START SOURCE TEXT
The so-called “Company Model” for providing anesthesia services at ambulatory surgery centers (“ASC’s”), modern health care facilities which provide same-day surgical care, continues to offer potential profits to physician-owners of ASC. But along with the economic opportunity comes long-standing legal controversy beset with civil and criminal sanctions. Georgia has taken center stage in the fight.
No longer new, the Company Model first gained popularity in the early years of this century, and the elements remain relatively unchanged. Participants include a gastroenterologist, orthopedist, or other physician practice(s) whose members (the “Physician Owners”) also own an ambulatory surgery center.
The history of the Company Model reveals the seeds of the legal/Anti-Kickback Statute (“AKS”) issues. Many endoscopic surgeries at ASC’s initially used light to moderate sedation. The Physician Owners would administer or supervise the administration of the anesthetic. Medicare’s ASC facility fee (“Facility Fee”) covers all or a portion of the ASC’s cost for the anesthesia materials, including the anesthetic itself and some of the equipment and supplies necessary to administer this low-level anesthesia.
This simple arrangement poses no problems under the federal AKS. The Physician Owners charge Medicare a professional fee for their surgical services, and the ASC bills and collects the Facility Fee, which covers some or all of the cost of the anesthetic supplies.
ASC’s later discovered the clinical value and popularity of propofol and other more complex monitored sedation for their cases. Propofol and other similar agents require the presence of an anesthesiologist or CRNA during administration.
END SOURCE TEXT
START INFORMATION PROVIDED
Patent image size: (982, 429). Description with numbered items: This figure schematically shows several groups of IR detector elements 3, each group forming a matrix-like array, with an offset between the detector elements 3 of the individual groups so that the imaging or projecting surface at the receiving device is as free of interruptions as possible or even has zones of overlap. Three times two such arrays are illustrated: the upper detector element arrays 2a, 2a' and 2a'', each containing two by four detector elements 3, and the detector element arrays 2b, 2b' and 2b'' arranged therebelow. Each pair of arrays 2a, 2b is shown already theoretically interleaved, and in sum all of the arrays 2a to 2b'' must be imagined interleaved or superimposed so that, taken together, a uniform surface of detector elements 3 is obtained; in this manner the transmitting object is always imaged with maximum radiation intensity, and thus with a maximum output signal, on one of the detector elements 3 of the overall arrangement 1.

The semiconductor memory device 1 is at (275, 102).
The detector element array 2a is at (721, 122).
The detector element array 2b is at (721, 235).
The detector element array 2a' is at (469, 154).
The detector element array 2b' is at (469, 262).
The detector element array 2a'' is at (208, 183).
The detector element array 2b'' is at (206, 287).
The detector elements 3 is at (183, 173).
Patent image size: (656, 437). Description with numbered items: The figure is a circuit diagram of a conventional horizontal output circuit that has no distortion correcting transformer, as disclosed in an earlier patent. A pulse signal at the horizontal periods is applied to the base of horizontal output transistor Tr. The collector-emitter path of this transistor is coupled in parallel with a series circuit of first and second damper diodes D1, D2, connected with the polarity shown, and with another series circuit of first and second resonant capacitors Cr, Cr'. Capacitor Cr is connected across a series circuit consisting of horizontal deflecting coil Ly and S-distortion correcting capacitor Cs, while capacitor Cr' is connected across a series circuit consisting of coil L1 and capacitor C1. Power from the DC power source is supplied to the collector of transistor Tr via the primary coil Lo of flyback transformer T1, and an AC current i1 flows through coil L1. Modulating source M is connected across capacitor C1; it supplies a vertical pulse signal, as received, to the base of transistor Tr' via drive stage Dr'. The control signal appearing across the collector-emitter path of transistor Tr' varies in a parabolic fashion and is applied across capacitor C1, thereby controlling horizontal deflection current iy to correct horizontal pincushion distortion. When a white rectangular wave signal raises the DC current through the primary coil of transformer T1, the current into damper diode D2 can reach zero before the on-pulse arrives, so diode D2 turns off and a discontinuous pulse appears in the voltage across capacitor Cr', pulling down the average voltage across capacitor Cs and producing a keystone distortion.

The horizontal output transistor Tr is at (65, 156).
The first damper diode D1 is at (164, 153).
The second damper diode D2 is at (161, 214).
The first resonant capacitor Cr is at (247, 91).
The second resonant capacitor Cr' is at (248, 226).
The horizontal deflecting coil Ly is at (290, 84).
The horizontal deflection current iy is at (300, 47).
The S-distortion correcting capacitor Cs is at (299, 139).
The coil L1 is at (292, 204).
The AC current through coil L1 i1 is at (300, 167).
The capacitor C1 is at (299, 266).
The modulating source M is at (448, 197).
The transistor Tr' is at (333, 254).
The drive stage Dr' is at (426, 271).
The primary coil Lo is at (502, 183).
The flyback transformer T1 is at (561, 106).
END INFORMATION PROVIDED
BRIEF A ▸ According to the text on the anesthesia Company Model, which state has taken center stage in the legal fight?
BRIEF B ▸ Duplicate the part of the text on the anesthesia Company Model that opens with the words containing "No longer new, the" and closes with "ambulatory surgery center.".
BRIEF C ▸ Write the next part of the text on the anesthesia Company Model, picking up after its final sentence.

YOUR RESPONSE A ▸ Georgia

YOUR RESPONSE B ▸
No longer new, the Company Model first gained popularity in the early years of this century, and the elements remain relatively unchanged. Participants include a gastroenterologist, orthopedist, or other physician practice(s) whose members (the “Physician Owners”) also own an ambulatory surgery center.

YOUR RESPONSE C ▸
ASC’s offering propofol, or other deeper sedation, would typically ask independent anesthesia practices to be available at the ASC to provide and monitor the anesthetic during ASC procedures. These arrangements permit three entities to bill Medicare:
- The Physician Owners invoice for their professional surgical fees,
- The ASC bills its Facility Fee, and
- The anesthesia practice bills and collects for its separate professional anesthesia service.
These arrangements also follow a standard paradigm in health care – one provider (the ASC/physicians) refers a different specialty of medicine to an unaffiliated provider (the anesthesia provider). This traditional arrangement implicates little risk under the AKS.
Over time, however, some Physician Owners recognized that the traditional arrangement enriched anesthesiologists/ Certified Registered Nurse Anesthetists (CRNAs) for cases referred to the ASC by the Physician Owners. Physician Owners sometimes experimented with ways to share in the professional anesthesia fees generated by such referrals. One involved the creation of a new “anesthesia company” owned jointly by the Physician Owners and the anesthesiologists, or the so-called “Company Model.”
The Company Model can take on several forms. In one variant, the Physician Owners may own the new “anesthesia company” outright and hire CRNAs or anesthesiologists to provide sedation at the ASC (sometimes hiring the anesthesia providers away from the original anesthesia practice). The new company bills and collects the professional anesthesia services and pays the CRNA’s or anesthesiologists a service fee or salary. This permits the surgeons to capture a portion of the anesthesiologist’s professional fee through profit distributions from the new company.
Another Company Model structure is for the Physician Owners to co-own a new anesthesia practice with the anesthesiologists. The ASCs enter an exclusive arrangement with the new practice for anesthesia services. This ensures the new practice an immediate stream of business arising from the Physician Owners’ referrals to the ASC. Often the Company Model is pitched by a Management Company or similar entity that touts that the Company Model is “legal,” and sometimes states that they have a “legal opinion” regarding the model. That “legal opinion” may not be produced and may not be tailored to the ASC’s individual fact situation.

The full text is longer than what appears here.